(Rows from a layout dataset)
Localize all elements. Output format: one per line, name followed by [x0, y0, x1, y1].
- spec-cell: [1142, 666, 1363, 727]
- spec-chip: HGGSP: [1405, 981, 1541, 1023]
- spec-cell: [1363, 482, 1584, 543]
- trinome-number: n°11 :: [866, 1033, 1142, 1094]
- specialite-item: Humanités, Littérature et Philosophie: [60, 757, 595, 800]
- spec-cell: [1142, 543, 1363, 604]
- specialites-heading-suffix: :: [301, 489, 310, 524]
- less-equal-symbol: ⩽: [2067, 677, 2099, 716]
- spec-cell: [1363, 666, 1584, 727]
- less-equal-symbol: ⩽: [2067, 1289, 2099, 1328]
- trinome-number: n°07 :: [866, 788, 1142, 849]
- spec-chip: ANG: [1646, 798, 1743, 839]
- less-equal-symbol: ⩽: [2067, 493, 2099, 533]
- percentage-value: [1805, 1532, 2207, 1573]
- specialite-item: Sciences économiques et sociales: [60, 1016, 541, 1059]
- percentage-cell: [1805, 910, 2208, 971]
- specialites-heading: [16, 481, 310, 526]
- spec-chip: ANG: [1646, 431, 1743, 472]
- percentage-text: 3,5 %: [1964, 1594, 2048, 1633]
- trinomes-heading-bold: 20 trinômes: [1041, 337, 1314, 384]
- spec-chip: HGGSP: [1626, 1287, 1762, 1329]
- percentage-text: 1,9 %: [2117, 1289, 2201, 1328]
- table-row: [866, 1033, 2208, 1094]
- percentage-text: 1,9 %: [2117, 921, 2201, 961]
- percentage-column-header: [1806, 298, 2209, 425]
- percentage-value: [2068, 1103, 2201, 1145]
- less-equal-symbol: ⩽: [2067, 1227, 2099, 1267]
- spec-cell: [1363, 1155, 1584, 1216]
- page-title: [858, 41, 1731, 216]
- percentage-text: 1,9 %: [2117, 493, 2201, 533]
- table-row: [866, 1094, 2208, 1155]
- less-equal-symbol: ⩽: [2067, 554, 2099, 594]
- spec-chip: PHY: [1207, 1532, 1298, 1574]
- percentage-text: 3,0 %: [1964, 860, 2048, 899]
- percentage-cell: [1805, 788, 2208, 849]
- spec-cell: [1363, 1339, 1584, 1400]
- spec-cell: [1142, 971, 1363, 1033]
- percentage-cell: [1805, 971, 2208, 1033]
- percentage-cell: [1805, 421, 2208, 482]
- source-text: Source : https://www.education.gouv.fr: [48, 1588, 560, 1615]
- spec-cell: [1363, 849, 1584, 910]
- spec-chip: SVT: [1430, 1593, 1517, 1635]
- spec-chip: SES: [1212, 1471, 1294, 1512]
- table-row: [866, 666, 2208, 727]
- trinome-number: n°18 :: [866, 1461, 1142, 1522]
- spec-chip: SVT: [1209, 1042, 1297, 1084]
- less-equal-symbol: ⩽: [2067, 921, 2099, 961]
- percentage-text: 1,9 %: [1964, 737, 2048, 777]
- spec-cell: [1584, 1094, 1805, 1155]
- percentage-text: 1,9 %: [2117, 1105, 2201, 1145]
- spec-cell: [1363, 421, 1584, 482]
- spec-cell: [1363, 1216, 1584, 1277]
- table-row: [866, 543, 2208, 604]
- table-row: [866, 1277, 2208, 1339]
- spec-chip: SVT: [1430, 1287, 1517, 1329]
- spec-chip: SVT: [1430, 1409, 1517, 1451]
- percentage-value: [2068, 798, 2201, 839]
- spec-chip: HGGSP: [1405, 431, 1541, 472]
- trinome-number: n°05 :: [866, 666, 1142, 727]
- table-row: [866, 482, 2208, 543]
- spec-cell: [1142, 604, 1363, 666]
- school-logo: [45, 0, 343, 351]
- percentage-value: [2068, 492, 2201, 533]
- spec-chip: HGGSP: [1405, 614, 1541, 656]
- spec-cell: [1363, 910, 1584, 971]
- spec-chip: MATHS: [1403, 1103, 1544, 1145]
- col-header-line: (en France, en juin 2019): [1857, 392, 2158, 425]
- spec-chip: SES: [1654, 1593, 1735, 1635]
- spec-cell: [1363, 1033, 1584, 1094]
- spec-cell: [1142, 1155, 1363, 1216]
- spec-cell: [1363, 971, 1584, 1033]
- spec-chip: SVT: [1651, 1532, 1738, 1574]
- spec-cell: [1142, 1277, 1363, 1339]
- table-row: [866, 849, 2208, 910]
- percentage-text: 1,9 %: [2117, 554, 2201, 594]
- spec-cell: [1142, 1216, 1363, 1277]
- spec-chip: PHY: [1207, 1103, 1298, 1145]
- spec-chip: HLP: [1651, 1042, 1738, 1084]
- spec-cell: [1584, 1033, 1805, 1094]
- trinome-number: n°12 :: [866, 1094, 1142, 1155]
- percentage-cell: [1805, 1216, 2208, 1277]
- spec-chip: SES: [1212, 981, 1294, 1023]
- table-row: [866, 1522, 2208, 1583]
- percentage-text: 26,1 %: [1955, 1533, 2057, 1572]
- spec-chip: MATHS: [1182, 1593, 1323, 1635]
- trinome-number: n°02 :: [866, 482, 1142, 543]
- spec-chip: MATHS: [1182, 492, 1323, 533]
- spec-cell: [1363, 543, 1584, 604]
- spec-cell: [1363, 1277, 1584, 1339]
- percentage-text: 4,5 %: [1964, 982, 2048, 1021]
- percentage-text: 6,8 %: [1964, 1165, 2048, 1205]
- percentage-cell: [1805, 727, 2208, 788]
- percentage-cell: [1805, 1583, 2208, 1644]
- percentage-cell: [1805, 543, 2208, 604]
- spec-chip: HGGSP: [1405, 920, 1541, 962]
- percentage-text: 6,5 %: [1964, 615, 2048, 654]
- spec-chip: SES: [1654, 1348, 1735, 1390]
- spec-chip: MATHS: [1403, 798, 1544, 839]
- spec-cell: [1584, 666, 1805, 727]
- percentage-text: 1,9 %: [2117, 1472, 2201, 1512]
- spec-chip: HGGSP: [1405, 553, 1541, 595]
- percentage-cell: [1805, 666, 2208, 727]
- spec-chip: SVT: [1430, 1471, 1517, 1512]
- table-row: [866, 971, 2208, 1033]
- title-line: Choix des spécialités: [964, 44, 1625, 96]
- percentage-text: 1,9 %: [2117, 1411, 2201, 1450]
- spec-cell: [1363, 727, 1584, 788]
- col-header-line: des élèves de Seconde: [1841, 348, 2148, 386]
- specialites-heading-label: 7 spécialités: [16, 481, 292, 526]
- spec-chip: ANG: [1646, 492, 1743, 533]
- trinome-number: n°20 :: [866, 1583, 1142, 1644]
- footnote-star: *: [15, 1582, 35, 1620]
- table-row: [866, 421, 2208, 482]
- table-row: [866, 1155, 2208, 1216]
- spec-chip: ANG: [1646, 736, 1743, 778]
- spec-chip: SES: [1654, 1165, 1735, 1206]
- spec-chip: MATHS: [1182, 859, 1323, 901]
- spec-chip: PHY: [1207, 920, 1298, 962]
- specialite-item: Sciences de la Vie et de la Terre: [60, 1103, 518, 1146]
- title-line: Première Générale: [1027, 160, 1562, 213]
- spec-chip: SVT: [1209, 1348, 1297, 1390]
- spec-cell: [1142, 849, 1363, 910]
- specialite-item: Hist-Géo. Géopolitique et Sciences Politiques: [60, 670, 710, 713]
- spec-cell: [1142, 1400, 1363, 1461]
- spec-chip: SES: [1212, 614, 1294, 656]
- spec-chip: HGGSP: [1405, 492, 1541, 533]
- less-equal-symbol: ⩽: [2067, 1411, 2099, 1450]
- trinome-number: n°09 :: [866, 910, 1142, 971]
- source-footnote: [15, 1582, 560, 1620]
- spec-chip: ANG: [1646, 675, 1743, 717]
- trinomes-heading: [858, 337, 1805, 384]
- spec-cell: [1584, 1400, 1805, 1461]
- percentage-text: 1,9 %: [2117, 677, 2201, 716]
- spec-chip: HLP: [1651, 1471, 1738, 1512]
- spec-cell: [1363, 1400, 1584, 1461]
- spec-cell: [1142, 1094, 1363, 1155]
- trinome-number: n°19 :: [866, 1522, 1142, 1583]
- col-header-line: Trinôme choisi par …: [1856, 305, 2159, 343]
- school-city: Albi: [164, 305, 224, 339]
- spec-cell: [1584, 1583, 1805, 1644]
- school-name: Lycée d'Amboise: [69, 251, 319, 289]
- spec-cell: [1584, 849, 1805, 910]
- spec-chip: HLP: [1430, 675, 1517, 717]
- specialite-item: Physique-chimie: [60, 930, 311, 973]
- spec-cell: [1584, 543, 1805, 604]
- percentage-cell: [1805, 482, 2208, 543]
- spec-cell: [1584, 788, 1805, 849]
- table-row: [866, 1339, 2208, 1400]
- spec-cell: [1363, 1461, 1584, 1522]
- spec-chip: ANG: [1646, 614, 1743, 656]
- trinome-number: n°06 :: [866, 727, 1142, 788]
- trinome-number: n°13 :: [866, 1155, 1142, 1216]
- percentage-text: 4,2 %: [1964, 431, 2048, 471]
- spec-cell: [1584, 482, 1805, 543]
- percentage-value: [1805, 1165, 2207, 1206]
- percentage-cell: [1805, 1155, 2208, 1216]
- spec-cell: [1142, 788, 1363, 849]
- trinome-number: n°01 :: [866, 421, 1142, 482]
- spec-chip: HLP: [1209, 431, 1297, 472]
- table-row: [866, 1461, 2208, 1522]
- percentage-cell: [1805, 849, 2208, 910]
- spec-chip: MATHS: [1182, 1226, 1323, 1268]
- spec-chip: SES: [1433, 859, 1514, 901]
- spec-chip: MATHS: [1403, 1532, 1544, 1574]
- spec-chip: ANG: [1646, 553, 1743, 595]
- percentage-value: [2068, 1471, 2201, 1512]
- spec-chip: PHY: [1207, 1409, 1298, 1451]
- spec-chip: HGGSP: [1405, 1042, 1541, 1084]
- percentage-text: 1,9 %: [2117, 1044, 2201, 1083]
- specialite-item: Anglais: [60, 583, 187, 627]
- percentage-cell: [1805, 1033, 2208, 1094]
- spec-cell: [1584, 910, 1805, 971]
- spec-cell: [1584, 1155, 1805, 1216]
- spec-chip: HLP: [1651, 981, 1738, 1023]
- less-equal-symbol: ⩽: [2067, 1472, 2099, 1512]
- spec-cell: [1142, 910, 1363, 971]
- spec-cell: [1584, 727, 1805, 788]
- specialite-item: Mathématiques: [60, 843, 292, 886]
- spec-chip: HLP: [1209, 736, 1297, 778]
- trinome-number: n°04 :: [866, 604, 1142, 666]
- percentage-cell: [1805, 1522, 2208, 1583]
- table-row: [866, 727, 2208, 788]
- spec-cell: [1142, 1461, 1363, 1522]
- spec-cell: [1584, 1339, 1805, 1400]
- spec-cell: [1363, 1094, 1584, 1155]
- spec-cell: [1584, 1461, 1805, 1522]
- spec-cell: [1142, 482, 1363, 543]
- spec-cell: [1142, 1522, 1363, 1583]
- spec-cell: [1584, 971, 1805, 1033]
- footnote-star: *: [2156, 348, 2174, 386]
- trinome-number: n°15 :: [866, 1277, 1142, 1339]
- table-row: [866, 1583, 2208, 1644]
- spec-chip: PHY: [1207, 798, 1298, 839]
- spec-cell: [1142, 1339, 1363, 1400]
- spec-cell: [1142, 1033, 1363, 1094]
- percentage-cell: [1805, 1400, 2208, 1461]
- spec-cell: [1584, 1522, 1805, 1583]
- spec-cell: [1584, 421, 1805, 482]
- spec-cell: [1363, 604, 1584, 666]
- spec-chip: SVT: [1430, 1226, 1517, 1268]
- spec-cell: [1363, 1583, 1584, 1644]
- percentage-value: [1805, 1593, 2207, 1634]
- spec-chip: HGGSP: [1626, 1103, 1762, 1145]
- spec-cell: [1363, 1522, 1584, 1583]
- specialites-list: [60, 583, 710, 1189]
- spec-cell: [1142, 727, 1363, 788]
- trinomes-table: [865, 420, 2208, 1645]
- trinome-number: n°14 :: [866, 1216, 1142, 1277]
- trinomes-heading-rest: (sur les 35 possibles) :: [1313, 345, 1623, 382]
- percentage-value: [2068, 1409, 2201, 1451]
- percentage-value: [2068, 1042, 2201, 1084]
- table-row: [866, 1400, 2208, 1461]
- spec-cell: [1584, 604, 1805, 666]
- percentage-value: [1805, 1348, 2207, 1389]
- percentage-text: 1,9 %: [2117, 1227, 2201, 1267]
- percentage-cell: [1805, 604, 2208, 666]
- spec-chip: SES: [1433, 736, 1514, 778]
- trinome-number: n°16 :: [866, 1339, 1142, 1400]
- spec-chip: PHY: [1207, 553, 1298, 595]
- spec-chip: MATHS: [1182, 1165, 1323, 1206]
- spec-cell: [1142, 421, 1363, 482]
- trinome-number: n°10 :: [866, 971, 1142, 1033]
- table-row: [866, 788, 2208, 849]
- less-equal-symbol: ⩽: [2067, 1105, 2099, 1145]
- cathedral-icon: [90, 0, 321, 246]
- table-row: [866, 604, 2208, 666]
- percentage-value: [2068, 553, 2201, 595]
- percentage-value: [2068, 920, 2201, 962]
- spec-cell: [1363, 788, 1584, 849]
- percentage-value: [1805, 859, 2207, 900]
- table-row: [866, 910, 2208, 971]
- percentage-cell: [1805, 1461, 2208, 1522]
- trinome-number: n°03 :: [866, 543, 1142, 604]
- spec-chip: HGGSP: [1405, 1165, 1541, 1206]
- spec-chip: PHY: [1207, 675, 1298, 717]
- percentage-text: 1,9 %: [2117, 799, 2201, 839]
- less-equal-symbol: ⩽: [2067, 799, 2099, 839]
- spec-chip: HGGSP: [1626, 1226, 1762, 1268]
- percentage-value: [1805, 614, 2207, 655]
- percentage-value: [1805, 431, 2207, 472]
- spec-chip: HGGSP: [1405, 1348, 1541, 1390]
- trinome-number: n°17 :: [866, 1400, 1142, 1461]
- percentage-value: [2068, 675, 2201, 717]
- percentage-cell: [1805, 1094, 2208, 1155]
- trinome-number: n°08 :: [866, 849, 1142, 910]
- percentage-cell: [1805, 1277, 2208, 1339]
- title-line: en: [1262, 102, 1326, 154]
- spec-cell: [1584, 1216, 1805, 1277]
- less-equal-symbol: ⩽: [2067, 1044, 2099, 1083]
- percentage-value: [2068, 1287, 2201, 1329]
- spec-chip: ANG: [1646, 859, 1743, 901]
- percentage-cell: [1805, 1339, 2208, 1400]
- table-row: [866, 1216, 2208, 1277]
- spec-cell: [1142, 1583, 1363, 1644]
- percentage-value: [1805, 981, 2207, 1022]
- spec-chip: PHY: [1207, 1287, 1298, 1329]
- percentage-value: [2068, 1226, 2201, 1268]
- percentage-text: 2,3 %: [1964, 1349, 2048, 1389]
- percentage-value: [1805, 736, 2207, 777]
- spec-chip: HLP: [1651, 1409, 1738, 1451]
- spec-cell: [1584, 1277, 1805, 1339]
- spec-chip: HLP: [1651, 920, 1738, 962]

■ Problem to work on
Reproduce, unchanged, the lines from the start of the records through the line that contains "- table-row: [866, 1033, 2208, 1094]", including both ends.

■ Response to this task
Localize all elements. Output format: one per line, name followed by [x0, y0, x1, y1].
- spec-cell: [1142, 666, 1363, 727]
- spec-chip: HGGSP: [1405, 981, 1541, 1023]
- spec-cell: [1363, 482, 1584, 543]
- trinome-number: n°11 :: [866, 1033, 1142, 1094]
- specialite-item: Humanités, Littérature et Philosophie: [60, 757, 595, 800]
- spec-cell: [1142, 543, 1363, 604]
- specialites-heading-suffix: :: [301, 489, 310, 524]
- less-equal-symbol: ⩽: [2067, 677, 2099, 716]
- spec-cell: [1363, 666, 1584, 727]
- less-equal-symbol: ⩽: [2067, 1289, 2099, 1328]
- trinome-number: n°07 :: [866, 788, 1142, 849]
- spec-chip: ANG: [1646, 798, 1743, 839]
- less-equal-symbol: ⩽: [2067, 493, 2099, 533]
- percentage-value: [1805, 1532, 2207, 1573]
- specialite-item: Sciences économiques et sociales: [60, 1016, 541, 1059]
- percentage-cell: [1805, 910, 2208, 971]
- specialites-heading: [16, 481, 310, 526]
- spec-chip: ANG: [1646, 431, 1743, 472]
- percentage-text: 3,5 %: [1964, 1594, 2048, 1633]
- trinomes-heading-bold: 20 trinômes: [1041, 337, 1314, 384]
- spec-chip: HGGSP: [1626, 1287, 1762, 1329]
- percentage-text: 1,9 %: [2117, 1289, 2201, 1328]
- table-row: [866, 1033, 2208, 1094]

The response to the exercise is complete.